● Given task
Give only the number of lines that include the string "structured".

Figure dataset records
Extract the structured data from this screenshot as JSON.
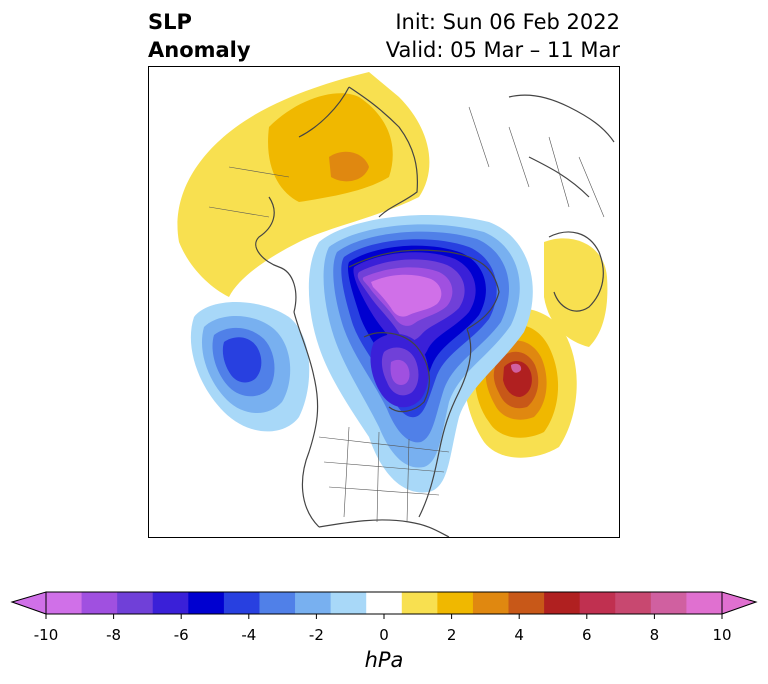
{
  "title": {
    "left_line1": "SLP",
    "left_line2": "Anomaly",
    "right_line1": "Init: Sun 06 Feb 2022",
    "right_line2": "Valid: 05 Mar – 11 Mar"
  },
  "map": {
    "projection": "north-polar stereographic",
    "region": "North America / Arctic / Greenland / Scandinavia",
    "features": [
      {
        "name": "negative-anomaly-arctic",
        "kind": "low",
        "min_hpa": -10
      },
      {
        "name": "negative-anomaly-hudson-bay",
        "kind": "low",
        "min_hpa": -9
      },
      {
        "name": "negative-anomaly-north-pacific",
        "kind": "low",
        "min_hpa": -6
      },
      {
        "name": "positive-anomaly-north-atlantic",
        "kind": "high",
        "max_hpa": 6
      },
      {
        "name": "positive-anomaly-eurasia",
        "kind": "high",
        "max_hpa": 3
      },
      {
        "name": "positive-anomaly-scandinavia",
        "kind": "high",
        "max_hpa": 2
      }
    ]
  },
  "colorbar": {
    "unit": "hPa",
    "levels": [
      -10,
      -9,
      -8,
      -7,
      -6,
      -5,
      -4,
      -3,
      -2,
      -1,
      1,
      2,
      3,
      4,
      5,
      6,
      7,
      8,
      9,
      10
    ],
    "colors": [
      "#d070e8",
      "#a050e0",
      "#7040d8",
      "#3a20d8",
      "#0000d0",
      "#2840e0",
      "#5080e8",
      "#78b0f0",
      "#a8d8f8",
      "#ffffff",
      "#f8e050",
      "#f0b800",
      "#e08810",
      "#c85818",
      "#b02020",
      "#c03050",
      "#c84870",
      "#d060a0",
      "#e070d0"
    ],
    "tick_labels": [
      "-10",
      "-8",
      "-6",
      "-4",
      "-2",
      "0",
      "2",
      "4",
      "6",
      "8",
      "10"
    ],
    "extend": "both"
  }
}
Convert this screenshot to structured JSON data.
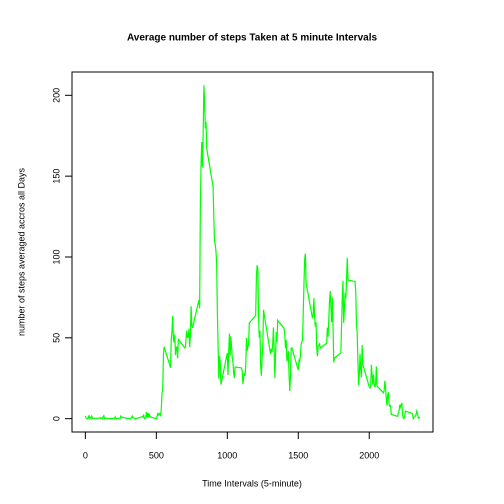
{
  "chart_data": {
    "type": "line",
    "title": "Average number of steps Taken at 5 minute Intervals",
    "xlabel": "Time Intervals (5-minute)",
    "ylabel": "number of steps averaged accros all Days",
    "color": "#00ff00",
    "xlim": [
      -94.2,
      2449.2
    ],
    "ylim": [
      -8.25,
      214.42
    ],
    "xticks": [
      0,
      500,
      1000,
      1500,
      2000
    ],
    "yticks": [
      0,
      50,
      100,
      150,
      200
    ],
    "x": [
      0,
      5,
      10,
      15,
      20,
      25,
      30,
      35,
      40,
      45,
      50,
      55,
      100,
      105,
      110,
      115,
      120,
      125,
      130,
      135,
      140,
      145,
      150,
      155,
      200,
      205,
      210,
      215,
      220,
      225,
      230,
      235,
      240,
      245,
      250,
      255,
      300,
      305,
      310,
      315,
      320,
      325,
      330,
      335,
      340,
      345,
      350,
      355,
      400,
      405,
      410,
      415,
      420,
      425,
      430,
      435,
      440,
      445,
      450,
      455,
      500,
      505,
      510,
      515,
      520,
      525,
      530,
      535,
      540,
      545,
      550,
      555,
      600,
      605,
      610,
      615,
      620,
      625,
      630,
      635,
      640,
      645,
      650,
      655,
      700,
      705,
      710,
      715,
      720,
      725,
      730,
      735,
      740,
      745,
      750,
      755,
      800,
      805,
      810,
      815,
      820,
      825,
      830,
      835,
      840,
      845,
      850,
      855,
      900,
      905,
      910,
      915,
      920,
      925,
      930,
      935,
      940,
      945,
      950,
      955,
      1000,
      1005,
      1010,
      1015,
      1020,
      1025,
      1030,
      1035,
      1040,
      1045,
      1050,
      1055,
      1100,
      1105,
      1110,
      1115,
      1120,
      1125,
      1130,
      1135,
      1140,
      1145,
      1150,
      1155,
      1200,
      1205,
      1210,
      1215,
      1220,
      1225,
      1230,
      1235,
      1240,
      1245,
      1250,
      1255,
      1300,
      1305,
      1310,
      1315,
      1320,
      1325,
      1330,
      1335,
      1340,
      1345,
      1350,
      1355,
      1400,
      1405,
      1410,
      1415,
      1420,
      1425,
      1430,
      1435,
      1440,
      1445,
      1450,
      1455,
      1500,
      1505,
      1510,
      1515,
      1520,
      1525,
      1530,
      1535,
      1540,
      1545,
      1550,
      1555,
      1600,
      1605,
      1610,
      1615,
      1620,
      1625,
      1630,
      1635,
      1640,
      1645,
      1650,
      1655,
      1700,
      1705,
      1710,
      1715,
      1720,
      1725,
      1730,
      1735,
      1740,
      1745,
      1750,
      1755,
      1800,
      1805,
      1810,
      1815,
      1820,
      1825,
      1830,
      1835,
      1840,
      1845,
      1850,
      1855,
      1900,
      1905,
      1910,
      1915,
      1920,
      1925,
      1930,
      1935,
      1940,
      1945,
      1950,
      1955,
      2000,
      2005,
      2010,
      2015,
      2020,
      2025,
      2030,
      2035,
      2040,
      2045,
      2050,
      2055,
      2100,
      2105,
      2110,
      2115,
      2120,
      2125,
      2130,
      2135,
      2140,
      2145,
      2150,
      2155,
      2200,
      2205,
      2210,
      2215,
      2220,
      2225,
      2230,
      2235,
      2240,
      2245,
      2250,
      2255,
      2300,
      2305,
      2310,
      2315,
      2320,
      2325,
      2330,
      2335,
      2340,
      2345,
      2350,
      2355
    ],
    "values": [
      1.72,
      0.34,
      0.13,
      0.15,
      0.08,
      2.09,
      0.53,
      0.87,
      0,
      1.47,
      0.3,
      0.13,
      0.32,
      0.68,
      0.15,
      0.34,
      0,
      1.11,
      1.83,
      0.17,
      0.17,
      0.38,
      0.26,
      0,
      0,
      0,
      1.13,
      0,
      0,
      0.13,
      0,
      0.23,
      0,
      0,
      1.55,
      0.94,
      0,
      0,
      0,
      0,
      0.21,
      0.62,
      1.62,
      0.58,
      0.49,
      0.08,
      0,
      0,
      1.19,
      0.94,
      2.57,
      0,
      0.34,
      0.36,
      4.11,
      0.66,
      3.49,
      0.83,
      3.11,
      1.11,
      0,
      1.57,
      3,
      2.25,
      3.32,
      2.96,
      2.09,
      6.06,
      16.02,
      18.34,
      39.45,
      44.49,
      31.49,
      49.26,
      53.77,
      63.45,
      49.96,
      47.08,
      52.15,
      39.34,
      44.02,
      44.17,
      37.36,
      49.04,
      43.81,
      44.38,
      50.51,
      54.51,
      49.92,
      50.98,
      55.68,
      44.32,
      52.26,
      69.55,
      57.85,
      56.15,
      73.38,
      68.21,
      129.43,
      157.53,
      171.15,
      155.4,
      177.3,
      206.17,
      195.92,
      179.57,
      183.4,
      167.02,
      143.45,
      124.04,
      109.11,
      108.11,
      103.72,
      95.96,
      66.21,
      45.23,
      24.79,
      38.75,
      34.98,
      21.06,
      40.57,
      26.98,
      42.42,
      52.66,
      38.92,
      50.79,
      44.28,
      37.42,
      34.7,
      28.34,
      25.09,
      31.94,
      31.36,
      29.68,
      21.32,
      25.55,
      28.38,
      26.47,
      33.43,
      49.98,
      42.04,
      44.6,
      46.04,
      59.19,
      63.87,
      87.7,
      94.85,
      92.77,
      63.4,
      50.17,
      54.47,
      32.42,
      26.53,
      37.74,
      45.06,
      67.28,
      42.34,
      39.89,
      43.26,
      40.98,
      46.25,
      56.43,
      42.75,
      25.13,
      39.96,
      53.55,
      47.32,
      60.81,
      55.75,
      51.96,
      43.58,
      48.7,
      35.47,
      37.55,
      41.85,
      27.51,
      17.11,
      26.08,
      43.62,
      43.77,
      30.02,
      36.08,
      35.49,
      38.85,
      45.96,
      47.75,
      48.13,
      65.32,
      82.91,
      98.66,
      102.11,
      83.96,
      62.13,
      64.13,
      74.55,
      63.17,
      56.91,
      59.77,
      43.87,
      38.57,
      44.66,
      45.45,
      46.21,
      43.68,
      46.62,
      56.3,
      50.72,
      61.23,
      72.72,
      78.94,
      68.94,
      59.66,
      75.09,
      56.51,
      34.77,
      37.45,
      40.68,
      58.02,
      74.7,
      85.32,
      59.26,
      67.77,
      77.7,
      74.25,
      85.34,
      99.45,
      86.58,
      85.6,
      84.87,
      77.83,
      58.04,
      53.36,
      36.32,
      20.72,
      27.4,
      40.02,
      30.21,
      25.55,
      45.66,
      33.53,
      19.62,
      19.02,
      19.34,
      33.34,
      26.81,
      21.17,
      27.3,
      21.34,
      19.55,
      21.32,
      32.3,
      20.15,
      15.94,
      17.23,
      23.45,
      19.25,
      12.45,
      8.02,
      14.66,
      16.3,
      8.68,
      7.79,
      8.13,
      2.62,
      1.45,
      3.68,
      4.81,
      8.51,
      7.08,
      8.7,
      9.75,
      2.21,
      0.32,
      0.11,
      1.6,
      4.6,
      3.3,
      2.85,
      0,
      0.83,
      0.96,
      1.58,
      2.6,
      4.7,
      3.3,
      0.64,
      0.23,
      1.08
    ]
  }
}
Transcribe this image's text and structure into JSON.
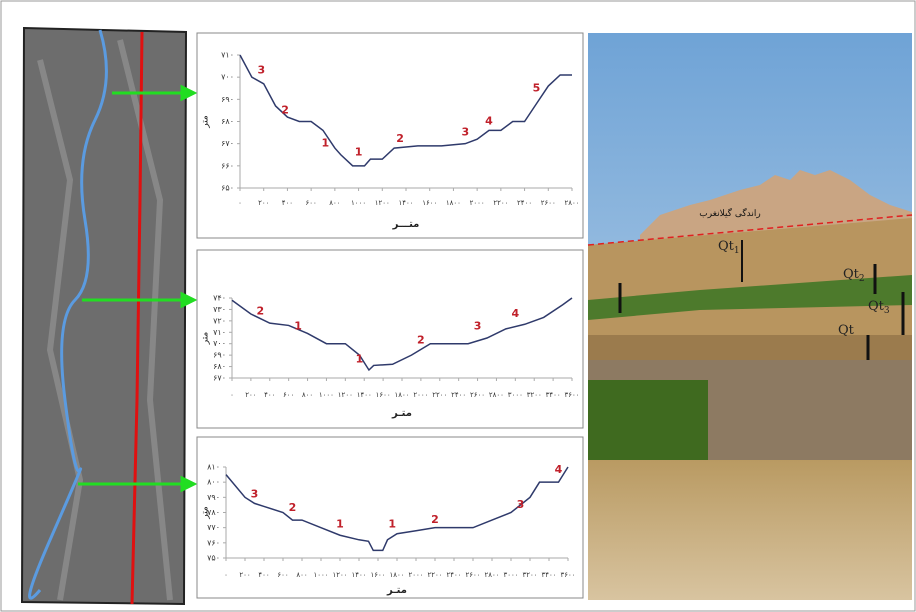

● Response to the task
2